ENUNCIADO DA TAREFA A ->
Nos registros, reescreva as linhas que vão da que contém "Identify 22 of" até a que contém "x-tick-label: 1400 xyxy=(894,490,925,504)", ambas incluídas, trocando "x-tick-label" por "x-axis-tick" e mantendo todo o resto inalterado. Deixe as imagens fora da resposta.

TEXTO FORNECIDO ->
==============================

Hoje fazem exatos 50 anos que Neal Armstrong pisou na Lua. O New York Times publicou um especial que junta a transcrição do áudio dos astronautas com as fotos capturadas durante toda a missão da Apolo 11. Pra curtir deslizando o dedo.

Semanas antes de o homem pisar na Lua, outro evento estelar havia abalado o mundo: o single Space Oddity (Spotify), de David Bowie. Os versos que contam a história de um astronauta condenado ao espaço, o impulsionaram ao status de ícone. Cinco décadas depois, ainda é uma de suas músicas mais populares. Há quem diga que a letra também faz referência a uma viagem com drogas.

Em entrevista concedida para a revista Performing Songwriter, em 2003, o músico confessou que a sua criação foi inspirada na adaptação para os cinemas de 2001 (trailer), livro de Arthur C. Clarke (Amazon). “Na Inglaterra, presumiram que eu havia escrito sobre o pouso no espaço porque aconteceu na mesma época. Mas não foi. A música foi escrita por causa do filme, que achei incrível”.

==============================

DADOS DA TAREFA ->
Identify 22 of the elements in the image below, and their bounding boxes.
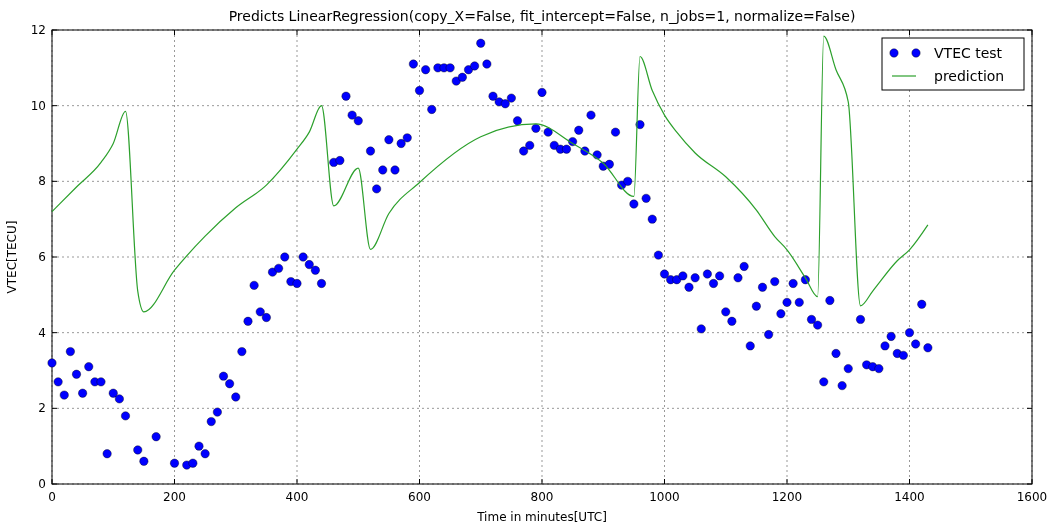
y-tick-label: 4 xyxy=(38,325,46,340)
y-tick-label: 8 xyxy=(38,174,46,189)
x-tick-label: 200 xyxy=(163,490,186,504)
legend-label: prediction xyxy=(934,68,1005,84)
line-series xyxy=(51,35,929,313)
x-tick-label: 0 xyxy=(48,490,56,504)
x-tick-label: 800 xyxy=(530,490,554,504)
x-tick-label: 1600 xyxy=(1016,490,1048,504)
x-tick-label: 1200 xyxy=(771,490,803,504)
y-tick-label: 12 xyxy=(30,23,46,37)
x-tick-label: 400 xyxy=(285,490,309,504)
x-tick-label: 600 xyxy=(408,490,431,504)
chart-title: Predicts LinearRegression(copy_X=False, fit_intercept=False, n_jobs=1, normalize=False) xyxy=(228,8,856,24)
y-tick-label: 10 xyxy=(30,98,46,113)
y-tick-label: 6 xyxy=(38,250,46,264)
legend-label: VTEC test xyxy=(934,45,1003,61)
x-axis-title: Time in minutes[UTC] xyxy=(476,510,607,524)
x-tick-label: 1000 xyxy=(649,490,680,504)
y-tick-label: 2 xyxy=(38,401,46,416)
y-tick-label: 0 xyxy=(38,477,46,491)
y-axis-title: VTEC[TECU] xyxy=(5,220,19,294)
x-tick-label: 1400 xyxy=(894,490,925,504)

==============================

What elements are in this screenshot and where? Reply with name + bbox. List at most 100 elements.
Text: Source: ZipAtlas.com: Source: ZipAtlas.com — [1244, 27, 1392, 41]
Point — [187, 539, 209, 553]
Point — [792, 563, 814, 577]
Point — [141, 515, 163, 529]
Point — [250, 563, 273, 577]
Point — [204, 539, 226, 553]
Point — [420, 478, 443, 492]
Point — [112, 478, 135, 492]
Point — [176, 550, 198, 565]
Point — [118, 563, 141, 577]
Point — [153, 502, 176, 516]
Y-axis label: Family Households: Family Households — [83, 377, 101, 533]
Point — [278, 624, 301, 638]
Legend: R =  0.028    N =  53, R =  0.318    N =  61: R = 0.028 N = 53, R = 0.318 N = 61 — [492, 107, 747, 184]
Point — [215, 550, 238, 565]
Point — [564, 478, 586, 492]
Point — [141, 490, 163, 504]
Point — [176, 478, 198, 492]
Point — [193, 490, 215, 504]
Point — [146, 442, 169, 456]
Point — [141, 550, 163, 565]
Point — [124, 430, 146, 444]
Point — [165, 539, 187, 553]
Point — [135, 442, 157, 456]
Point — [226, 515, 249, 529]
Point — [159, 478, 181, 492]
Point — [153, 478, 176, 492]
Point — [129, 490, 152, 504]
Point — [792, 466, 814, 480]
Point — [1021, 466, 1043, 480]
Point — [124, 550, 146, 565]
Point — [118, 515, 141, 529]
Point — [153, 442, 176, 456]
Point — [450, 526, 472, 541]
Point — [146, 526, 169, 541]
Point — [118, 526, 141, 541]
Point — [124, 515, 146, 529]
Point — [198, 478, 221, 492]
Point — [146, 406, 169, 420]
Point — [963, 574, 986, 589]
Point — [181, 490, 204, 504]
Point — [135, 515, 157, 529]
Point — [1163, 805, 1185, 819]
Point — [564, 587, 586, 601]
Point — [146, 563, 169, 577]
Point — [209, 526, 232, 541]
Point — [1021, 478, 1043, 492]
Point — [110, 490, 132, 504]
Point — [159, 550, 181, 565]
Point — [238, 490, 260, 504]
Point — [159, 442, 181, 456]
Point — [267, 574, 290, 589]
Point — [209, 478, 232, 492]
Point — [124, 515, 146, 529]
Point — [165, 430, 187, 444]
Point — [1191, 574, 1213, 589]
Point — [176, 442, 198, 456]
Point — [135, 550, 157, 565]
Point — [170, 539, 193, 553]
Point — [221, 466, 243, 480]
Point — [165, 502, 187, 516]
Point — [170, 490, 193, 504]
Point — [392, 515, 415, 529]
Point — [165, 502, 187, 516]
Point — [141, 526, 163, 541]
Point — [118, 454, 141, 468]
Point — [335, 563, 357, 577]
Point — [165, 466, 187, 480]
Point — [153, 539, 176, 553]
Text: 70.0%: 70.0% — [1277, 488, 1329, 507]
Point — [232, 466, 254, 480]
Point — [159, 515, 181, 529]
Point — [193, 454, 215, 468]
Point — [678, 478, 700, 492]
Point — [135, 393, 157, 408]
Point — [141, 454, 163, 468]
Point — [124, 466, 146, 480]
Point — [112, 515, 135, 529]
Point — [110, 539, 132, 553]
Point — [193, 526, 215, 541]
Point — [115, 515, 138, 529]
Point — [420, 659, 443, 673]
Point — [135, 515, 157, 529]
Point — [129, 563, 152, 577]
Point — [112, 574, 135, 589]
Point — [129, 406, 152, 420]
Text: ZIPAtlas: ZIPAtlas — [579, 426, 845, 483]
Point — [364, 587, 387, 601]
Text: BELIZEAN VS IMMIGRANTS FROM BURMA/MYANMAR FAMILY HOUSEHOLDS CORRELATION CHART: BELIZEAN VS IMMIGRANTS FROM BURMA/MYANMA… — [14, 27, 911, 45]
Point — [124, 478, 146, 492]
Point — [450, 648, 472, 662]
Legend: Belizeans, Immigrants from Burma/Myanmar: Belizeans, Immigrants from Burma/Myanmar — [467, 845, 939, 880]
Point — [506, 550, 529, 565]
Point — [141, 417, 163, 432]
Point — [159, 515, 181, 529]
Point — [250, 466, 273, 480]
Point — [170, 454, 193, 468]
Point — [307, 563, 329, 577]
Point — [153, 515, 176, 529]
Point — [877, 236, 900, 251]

==============================

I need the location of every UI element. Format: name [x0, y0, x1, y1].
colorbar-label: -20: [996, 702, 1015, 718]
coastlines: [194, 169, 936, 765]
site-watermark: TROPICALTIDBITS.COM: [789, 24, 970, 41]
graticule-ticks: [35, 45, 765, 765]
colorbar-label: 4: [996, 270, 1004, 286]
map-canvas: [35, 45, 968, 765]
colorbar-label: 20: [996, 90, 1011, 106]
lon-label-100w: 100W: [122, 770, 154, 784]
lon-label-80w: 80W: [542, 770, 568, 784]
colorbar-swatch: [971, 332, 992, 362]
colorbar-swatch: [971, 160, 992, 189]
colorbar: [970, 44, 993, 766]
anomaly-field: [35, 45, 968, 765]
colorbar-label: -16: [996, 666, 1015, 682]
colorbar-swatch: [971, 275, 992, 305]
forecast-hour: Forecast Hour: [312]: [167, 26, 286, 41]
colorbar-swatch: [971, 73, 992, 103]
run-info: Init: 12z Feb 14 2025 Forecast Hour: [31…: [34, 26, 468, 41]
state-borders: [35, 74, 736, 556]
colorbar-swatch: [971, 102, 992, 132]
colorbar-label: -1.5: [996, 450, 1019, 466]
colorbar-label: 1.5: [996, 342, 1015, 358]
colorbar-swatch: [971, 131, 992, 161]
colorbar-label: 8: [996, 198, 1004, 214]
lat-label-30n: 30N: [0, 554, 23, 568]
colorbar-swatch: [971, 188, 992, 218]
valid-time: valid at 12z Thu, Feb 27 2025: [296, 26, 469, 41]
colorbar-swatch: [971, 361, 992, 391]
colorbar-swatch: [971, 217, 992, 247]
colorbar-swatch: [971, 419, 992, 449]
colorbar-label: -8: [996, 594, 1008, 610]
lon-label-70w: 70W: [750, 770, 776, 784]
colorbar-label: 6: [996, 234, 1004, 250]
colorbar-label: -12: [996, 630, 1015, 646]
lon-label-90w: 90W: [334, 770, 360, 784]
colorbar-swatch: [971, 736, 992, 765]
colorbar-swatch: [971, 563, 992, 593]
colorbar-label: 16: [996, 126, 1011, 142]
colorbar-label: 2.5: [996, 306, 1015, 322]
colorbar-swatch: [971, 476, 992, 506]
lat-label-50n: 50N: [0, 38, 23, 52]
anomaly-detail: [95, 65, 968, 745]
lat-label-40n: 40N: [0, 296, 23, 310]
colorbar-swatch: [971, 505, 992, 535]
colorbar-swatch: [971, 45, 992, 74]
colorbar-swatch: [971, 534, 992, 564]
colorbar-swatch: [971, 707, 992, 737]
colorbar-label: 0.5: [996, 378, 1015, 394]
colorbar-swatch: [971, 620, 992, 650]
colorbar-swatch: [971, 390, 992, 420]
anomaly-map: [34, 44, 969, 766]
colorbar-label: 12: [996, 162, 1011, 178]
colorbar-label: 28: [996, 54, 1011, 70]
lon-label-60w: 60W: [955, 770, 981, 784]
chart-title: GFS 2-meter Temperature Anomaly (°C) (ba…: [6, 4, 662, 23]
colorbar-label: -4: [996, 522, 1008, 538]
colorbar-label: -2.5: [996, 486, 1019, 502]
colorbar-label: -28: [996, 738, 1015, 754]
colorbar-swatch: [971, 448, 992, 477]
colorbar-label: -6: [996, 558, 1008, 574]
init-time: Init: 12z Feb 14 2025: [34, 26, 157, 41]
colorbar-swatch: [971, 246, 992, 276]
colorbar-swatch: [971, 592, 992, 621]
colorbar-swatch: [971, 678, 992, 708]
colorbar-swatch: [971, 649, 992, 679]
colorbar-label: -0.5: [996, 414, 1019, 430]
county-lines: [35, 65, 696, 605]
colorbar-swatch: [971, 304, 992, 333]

==============================

ENUNCIADO DA TAREFA B ->
Retome o texto sobre os 50 anos da Apolo 11 e a música Space Oddity, continuando-o a partir do ponto em que ele termina.

RESPOSTA DO EXERCÍCIO A ->
Identify 22 of the elements in the image below, and their bounding boxes.
y-tick-label: 4 xyxy=(38,325,46,340)
y-tick-label: 8 xyxy=(38,174,46,189)
x-axis-tick: 200 xyxy=(163,490,186,504)
legend-label: prediction xyxy=(934,68,1005,84)
line-series xyxy=(51,35,929,313)
x-axis-tick: 0 xyxy=(48,490,56,504)
x-axis-tick: 800 xyxy=(530,490,554,504)
x-axis-tick: 1600 xyxy=(1016,490,1048,504)
x-axis-tick: 1200 xyxy=(771,490,803,504)
y-tick-label: 12 xyxy=(30,23,46,37)
x-axis-tick: 400 xyxy=(285,490,309,504)
x-axis-tick: 600 xyxy=(408,490,431,504)
chart-title: Predicts LinearRegression(copy_X=False, fit_intercept=False, n_jobs=1, normalize=False) xyxy=(228,8,856,24)
y-tick-label: 10 xyxy=(30,98,46,113)
y-tick-label: 6 xyxy=(38,250,46,264)
legend-label: VTEC test xyxy=(934,45,1003,61)
x-axis-title: Time in minutes[UTC] xyxy=(476,510,607,524)
x-axis-tick: 1000 xyxy=(649,490,680,504)
y-tick-label: 2 xyxy=(38,401,46,416)
y-tick-label: 0 xyxy=(38,477,46,491)
y-axis-title: VTEC[TECU] xyxy=(5,220,19,294)
x-axis-tick: 1400 xyxy=(894,490,925,504)

RESPOSTA DO EXERCÍCIO B ->
A faixa também foi inspirada, em parte, pela experiência mais universal de todas: o coração partido. Bowie escreveu a música depois de terminar seu relacionamento com a atriz Hermione Farthingale. A pausa inspirou várias outras, incluindo Letter to Hermione e Life on Mars. Em Space Oddity, a solidão e a melancolia pós-termino são especialmente aparentes.

Sobre a letra. Major Tom é o astronauta, o personagem criado por Bowie, e começa com o preparo para a decolagem. Em seguida vem as instruções da base: “Tome suas pílulas e coloque seu capacete”. E  então começa a contagem regressiva rumo ao espaço.

A parte seguinte narra a operação após a tensão inicial. O envio do astronauta foi bem sucedido e a dúvida, agora, é sobre como retornar à Terra e lidar com aqueles que ficaram. Bowie é irônico e provoca: “você chegou lá e os jornais querem saber que camisetas você usa”.

E Major Tom, então, vê o mundo do alto, observa que a Terra é azul, lembra da mulher, e pede que a base lhe transmita um recado. No entanto, surge um problema com a operação. A frase permanece incompleta, dando a impressão de que a comunicação se perdeu definitivamente. “Pode me ouvir, Major Tom?”.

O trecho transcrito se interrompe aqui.